■ Task brief ■
Collect every line that includes the string "Nowy".

■ Listed entries ■

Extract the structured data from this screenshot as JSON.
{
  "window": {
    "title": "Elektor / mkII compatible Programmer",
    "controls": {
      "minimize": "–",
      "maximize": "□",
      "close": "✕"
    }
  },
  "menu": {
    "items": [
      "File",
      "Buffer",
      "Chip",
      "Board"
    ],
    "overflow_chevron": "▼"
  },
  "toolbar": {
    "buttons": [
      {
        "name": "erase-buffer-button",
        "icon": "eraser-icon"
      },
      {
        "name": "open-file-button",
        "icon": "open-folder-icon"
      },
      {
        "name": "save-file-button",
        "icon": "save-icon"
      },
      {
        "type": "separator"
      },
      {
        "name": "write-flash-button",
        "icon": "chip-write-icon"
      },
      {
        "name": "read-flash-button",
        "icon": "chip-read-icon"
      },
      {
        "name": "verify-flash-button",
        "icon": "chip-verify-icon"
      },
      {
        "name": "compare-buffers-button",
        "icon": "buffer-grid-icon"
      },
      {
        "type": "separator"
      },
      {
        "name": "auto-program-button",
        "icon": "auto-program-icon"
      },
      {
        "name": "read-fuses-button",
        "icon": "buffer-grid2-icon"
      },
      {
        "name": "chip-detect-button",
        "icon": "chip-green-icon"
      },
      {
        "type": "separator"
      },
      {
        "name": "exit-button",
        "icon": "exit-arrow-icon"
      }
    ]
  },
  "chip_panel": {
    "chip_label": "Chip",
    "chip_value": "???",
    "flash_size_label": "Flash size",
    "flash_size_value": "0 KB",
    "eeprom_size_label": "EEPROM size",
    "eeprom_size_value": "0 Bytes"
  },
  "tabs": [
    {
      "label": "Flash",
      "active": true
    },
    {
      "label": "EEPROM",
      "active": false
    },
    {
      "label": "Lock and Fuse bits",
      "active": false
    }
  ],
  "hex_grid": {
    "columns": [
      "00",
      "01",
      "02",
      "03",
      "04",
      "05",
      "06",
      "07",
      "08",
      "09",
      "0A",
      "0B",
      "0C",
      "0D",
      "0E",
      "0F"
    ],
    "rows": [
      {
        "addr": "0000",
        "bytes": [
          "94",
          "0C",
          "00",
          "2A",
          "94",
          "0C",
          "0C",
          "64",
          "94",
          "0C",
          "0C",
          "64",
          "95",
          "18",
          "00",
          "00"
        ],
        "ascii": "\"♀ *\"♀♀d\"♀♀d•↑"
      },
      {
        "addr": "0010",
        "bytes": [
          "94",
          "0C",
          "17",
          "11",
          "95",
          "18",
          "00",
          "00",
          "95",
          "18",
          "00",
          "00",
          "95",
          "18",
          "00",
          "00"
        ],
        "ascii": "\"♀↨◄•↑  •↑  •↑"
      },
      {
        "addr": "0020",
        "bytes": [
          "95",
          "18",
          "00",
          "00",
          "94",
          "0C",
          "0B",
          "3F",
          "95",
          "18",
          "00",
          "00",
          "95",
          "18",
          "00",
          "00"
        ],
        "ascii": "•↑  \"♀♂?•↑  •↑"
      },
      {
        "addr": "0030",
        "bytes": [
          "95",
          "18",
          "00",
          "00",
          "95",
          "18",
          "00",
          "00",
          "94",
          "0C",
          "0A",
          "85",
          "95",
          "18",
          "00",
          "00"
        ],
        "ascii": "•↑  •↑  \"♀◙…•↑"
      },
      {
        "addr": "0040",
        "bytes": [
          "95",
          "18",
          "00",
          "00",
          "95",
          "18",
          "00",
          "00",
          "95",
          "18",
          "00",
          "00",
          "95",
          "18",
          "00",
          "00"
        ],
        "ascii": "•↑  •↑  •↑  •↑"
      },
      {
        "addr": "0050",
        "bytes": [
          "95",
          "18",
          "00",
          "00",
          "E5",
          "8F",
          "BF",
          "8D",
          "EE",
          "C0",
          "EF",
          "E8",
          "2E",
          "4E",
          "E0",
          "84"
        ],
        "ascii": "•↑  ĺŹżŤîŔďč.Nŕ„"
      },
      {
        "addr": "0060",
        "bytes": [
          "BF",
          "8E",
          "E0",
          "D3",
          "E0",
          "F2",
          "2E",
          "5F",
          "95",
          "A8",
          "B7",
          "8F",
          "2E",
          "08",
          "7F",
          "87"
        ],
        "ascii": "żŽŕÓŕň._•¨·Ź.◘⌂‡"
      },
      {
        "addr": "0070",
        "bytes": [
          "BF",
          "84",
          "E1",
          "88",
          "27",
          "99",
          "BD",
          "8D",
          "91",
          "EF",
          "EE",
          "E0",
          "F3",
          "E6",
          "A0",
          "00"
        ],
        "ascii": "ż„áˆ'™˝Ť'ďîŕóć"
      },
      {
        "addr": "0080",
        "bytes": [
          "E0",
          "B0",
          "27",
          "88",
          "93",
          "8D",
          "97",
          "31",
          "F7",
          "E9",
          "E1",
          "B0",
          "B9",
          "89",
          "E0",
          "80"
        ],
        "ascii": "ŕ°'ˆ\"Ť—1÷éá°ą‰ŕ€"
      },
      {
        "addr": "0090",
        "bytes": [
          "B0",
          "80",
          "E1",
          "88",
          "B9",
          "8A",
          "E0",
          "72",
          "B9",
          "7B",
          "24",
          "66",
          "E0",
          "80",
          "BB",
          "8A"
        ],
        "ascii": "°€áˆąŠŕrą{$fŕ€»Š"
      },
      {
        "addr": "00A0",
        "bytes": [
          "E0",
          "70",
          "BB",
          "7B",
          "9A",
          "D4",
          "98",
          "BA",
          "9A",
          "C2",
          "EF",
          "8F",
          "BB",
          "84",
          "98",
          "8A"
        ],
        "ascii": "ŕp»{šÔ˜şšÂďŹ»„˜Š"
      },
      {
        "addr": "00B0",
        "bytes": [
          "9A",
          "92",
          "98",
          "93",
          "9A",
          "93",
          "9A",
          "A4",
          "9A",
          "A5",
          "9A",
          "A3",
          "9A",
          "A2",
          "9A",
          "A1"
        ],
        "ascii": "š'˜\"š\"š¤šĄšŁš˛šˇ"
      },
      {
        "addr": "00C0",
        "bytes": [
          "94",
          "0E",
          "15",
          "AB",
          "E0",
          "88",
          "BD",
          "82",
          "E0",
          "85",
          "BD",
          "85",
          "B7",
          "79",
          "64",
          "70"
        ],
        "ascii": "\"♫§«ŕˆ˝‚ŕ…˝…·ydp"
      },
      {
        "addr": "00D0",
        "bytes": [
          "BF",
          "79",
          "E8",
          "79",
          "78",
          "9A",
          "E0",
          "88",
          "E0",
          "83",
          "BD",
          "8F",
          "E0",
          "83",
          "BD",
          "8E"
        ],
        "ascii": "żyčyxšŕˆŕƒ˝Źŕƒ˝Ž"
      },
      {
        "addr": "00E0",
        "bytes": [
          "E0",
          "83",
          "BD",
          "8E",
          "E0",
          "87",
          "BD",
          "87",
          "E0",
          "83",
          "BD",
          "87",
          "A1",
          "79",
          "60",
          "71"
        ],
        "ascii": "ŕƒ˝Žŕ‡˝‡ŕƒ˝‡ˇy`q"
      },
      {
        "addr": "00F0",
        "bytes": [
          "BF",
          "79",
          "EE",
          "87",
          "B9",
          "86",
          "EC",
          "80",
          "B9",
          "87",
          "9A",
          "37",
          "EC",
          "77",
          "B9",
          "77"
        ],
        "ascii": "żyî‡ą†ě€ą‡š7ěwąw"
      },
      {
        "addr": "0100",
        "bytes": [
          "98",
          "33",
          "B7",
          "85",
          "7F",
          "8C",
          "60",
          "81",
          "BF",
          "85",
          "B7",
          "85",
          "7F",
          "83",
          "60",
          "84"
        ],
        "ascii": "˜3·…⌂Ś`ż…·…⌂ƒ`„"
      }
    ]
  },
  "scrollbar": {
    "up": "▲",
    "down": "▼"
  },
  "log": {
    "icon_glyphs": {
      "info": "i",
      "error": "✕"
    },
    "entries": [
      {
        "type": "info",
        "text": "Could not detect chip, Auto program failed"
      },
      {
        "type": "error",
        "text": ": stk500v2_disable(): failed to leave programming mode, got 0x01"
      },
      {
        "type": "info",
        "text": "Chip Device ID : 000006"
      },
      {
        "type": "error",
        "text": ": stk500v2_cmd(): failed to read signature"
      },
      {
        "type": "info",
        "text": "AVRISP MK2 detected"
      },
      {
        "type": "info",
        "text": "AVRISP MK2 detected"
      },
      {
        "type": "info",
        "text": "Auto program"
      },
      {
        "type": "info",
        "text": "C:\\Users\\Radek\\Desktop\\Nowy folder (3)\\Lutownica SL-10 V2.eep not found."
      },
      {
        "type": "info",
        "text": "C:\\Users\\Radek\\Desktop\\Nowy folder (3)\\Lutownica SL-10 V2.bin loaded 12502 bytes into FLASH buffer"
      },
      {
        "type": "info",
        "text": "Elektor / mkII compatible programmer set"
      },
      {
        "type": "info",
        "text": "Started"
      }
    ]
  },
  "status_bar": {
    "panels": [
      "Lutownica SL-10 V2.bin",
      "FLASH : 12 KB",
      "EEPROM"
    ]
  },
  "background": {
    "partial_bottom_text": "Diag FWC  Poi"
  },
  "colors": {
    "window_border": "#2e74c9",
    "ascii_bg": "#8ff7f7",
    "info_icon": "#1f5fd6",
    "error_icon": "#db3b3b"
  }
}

■ Solution to the problem ■
        "text": "C:\\Users\\Radek\\Desktop\\Nowy folder (3)\\Lutownica SL-10 V2.eep not found."
        "text": "C:\\Users\\Radek\\Desktop\\Nowy folder (3)\\Lutownica SL-10 V2.bin loaded 12502 bytes into FLASH buffer"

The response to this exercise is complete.